**EXERCISE DESCRIPTION**
Please print every record below exactly as it appears.

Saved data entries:
== == ==
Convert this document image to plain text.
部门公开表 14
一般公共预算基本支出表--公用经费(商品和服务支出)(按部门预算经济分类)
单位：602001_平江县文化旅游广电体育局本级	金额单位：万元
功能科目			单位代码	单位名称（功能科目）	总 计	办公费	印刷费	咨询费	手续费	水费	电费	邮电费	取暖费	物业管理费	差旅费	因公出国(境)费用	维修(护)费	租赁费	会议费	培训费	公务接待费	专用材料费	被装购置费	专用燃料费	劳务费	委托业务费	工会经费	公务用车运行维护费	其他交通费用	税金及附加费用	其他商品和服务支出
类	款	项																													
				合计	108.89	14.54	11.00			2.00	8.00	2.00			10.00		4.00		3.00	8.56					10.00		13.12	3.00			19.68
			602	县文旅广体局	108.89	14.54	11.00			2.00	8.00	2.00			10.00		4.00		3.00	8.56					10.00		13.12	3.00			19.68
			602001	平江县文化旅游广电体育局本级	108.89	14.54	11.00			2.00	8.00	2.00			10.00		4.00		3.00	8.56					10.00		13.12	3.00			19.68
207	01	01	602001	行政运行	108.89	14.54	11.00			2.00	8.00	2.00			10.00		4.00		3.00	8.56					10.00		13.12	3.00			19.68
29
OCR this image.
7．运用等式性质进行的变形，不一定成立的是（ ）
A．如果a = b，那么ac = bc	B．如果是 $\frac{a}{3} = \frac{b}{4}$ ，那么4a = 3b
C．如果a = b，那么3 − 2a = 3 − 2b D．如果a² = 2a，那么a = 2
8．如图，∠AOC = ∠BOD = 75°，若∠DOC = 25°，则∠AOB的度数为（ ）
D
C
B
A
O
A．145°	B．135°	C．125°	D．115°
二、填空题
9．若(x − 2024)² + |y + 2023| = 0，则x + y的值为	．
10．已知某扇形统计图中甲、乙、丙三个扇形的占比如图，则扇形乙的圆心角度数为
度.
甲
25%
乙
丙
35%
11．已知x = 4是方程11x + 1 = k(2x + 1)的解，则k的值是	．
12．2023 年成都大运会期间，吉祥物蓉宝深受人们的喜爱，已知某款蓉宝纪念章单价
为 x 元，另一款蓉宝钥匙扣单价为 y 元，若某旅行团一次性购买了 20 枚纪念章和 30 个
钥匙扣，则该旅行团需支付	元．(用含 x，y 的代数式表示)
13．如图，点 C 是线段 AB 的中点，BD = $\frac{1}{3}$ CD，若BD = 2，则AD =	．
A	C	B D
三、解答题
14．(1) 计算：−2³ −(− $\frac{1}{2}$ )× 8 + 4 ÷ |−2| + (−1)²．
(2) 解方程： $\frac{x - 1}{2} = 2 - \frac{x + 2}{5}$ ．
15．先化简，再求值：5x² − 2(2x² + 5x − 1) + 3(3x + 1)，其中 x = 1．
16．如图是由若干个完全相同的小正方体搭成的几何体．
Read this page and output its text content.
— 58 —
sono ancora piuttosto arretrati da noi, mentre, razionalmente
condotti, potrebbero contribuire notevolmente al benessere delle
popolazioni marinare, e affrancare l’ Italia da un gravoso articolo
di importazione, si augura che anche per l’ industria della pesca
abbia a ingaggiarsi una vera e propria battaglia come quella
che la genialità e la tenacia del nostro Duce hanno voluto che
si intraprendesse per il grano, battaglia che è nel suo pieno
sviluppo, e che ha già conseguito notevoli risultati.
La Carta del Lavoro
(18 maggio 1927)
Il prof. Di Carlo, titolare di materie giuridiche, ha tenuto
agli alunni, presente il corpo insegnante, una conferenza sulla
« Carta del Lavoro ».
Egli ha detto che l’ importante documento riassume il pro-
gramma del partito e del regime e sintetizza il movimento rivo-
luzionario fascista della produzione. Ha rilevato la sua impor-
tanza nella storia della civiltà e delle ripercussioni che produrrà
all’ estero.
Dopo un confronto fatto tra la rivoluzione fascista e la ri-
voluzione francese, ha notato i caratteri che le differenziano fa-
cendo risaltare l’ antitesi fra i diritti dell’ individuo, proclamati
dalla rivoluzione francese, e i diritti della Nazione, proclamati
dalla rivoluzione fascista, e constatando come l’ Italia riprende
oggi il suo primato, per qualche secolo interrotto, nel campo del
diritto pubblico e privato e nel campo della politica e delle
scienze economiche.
== == ==
**RESPONSE TO THIS EXERCISE**
Convert this document image to plain text.
部门公开表 14
一般公共预算基本支出表--公用经费(商品和服务支出)(按部门预算经济分类)
单位：602001_平江县文化旅游广电体育局本级	金额单位：万元
功能科目			单位代码	单位名称（功能科目）	总 计	办公费	印刷费	咨询费	手续费	水费	电费	邮电费	取暖费	物业管理费	差旅费	因公出国(境)费用	维修(护)费	租赁费	会议费	培训费	公务接待费	专用材料费	被装购置费	专用燃料费	劳务费	委托业务费	工会经费	公务用车运行维护费	其他交通费用	税金及附加费用	其他商品和服务支出
类	款	项																													
				合计	108.89	14.54	11.00			2.00	8.00	2.00			10.00		4.00		3.00	8.56					10.00		13.12	3.00			19.68
			602	县文旅广体局	108.89	14.54	11.00			2.00	8.00	2.00			10.00		4.00		3.00	8.56					10.00		13.12	3.00			19.68
			602001	平江县文化旅游广电体育局本级	108.89	14.54	11.00			2.00	8.00	2.00			10.00		4.00		3.00	8.56					10.00		13.12	3.00			19.68
207	01	01	602001	行政运行	108.89	14.54	11.00			2.00	8.00	2.00			10.00		4.00		3.00	8.56					10.00		13.12	3.00			19.68
29
OCR this image.
7．运用等式性质进行的变形，不一定成立的是（ ）
A．如果a = b，那么ac = bc	B．如果是 $\frac{a}{3} = \frac{b}{4}$ ，那么4a = 3b
C．如果a = b，那么3 − 2a = 3 − 2b D．如果a² = 2a，那么a = 2
8．如图，∠AOC = ∠BOD = 75°，若∠DOC = 25°，则∠AOB的度数为（ ）
D
C
B
A
O
A．145°	B．135°	C．125°	D．115°
二、填空题
9．若(x − 2024)² + |y + 2023| = 0，则x + y的值为	．
10．已知某扇形统计图中甲、乙、丙三个扇形的占比如图，则扇形乙的圆心角度数为
度.
甲
25%
乙
丙
35%
11．已知x = 4是方程11x + 1 = k(2x + 1)的解，则k的值是	．
12．2023 年成都大运会期间，吉祥物蓉宝深受人们的喜爱，已知某款蓉宝纪念章单价
为 x 元，另一款蓉宝钥匙扣单价为 y 元，若某旅行团一次性购买了 20 枚纪念章和 30 个
钥匙扣，则该旅行团需支付	元．(用含 x，y 的代数式表示)
13．如图，点 C 是线段 AB 的中点，BD = $\frac{1}{3}$ CD，若BD = 2，则AD =	．
A	C	B D
三、解答题
14．(1) 计算：−2³ −(− $\frac{1}{2}$ )× 8 + 4 ÷ |−2| + (−1)²．
(2) 解方程： $\frac{x - 1}{2} = 2 - \frac{x + 2}{5}$ ．
15．先化简，再求值：5x² − 2(2x² + 5x − 1) + 3(3x + 1)，其中 x = 1．
16．如图是由若干个完全相同的小正方体搭成的几何体．
Read this page and output its text content.
— 58 —
sono ancora piuttosto arretrati da noi, mentre, razionalmente
condotti, potrebbero contribuire notevolmente al benessere delle
popolazioni marinare, e affrancare l’ Italia da un gravoso articolo
di importazione, si augura che anche per l’ industria della pesca
abbia a ingaggiarsi una vera e propria battaglia come quella
che la genialità e la tenacia del nostro Duce hanno voluto che
si intraprendesse per il grano, battaglia che è nel suo pieno
sviluppo, e che ha già conseguito notevoli risultati.
La Carta del Lavoro
(18 maggio 1927)
Il prof. Di Carlo, titolare di materie giuridiche, ha tenuto
agli alunni, presente il corpo insegnante, una conferenza sulla
« Carta del Lavoro ».
Egli ha detto che l’ importante documento riassume il pro-
gramma del partito e del regime e sintetizza il movimento rivo-
luzionario fascista della produzione. Ha rilevato la sua impor-
tanza nella storia della civiltà e delle ripercussioni che produrrà
all’ estero.
Dopo un confronto fatto tra la rivoluzione fascista e la ri-
voluzione francese, ha notato i caratteri che le differenziano fa-
cendo risaltare l’ antitesi fra i diritti dell’ individuo, proclamati
dalla rivoluzione francese, e i diritti della Nazione, proclamati
dalla rivoluzione fascista, e constatando come l’ Italia riprende
oggi il suo primato, per qualche secolo interrotto, nel campo del
diritto pubblico e privato e nel campo della politica e delle
scienze economiche.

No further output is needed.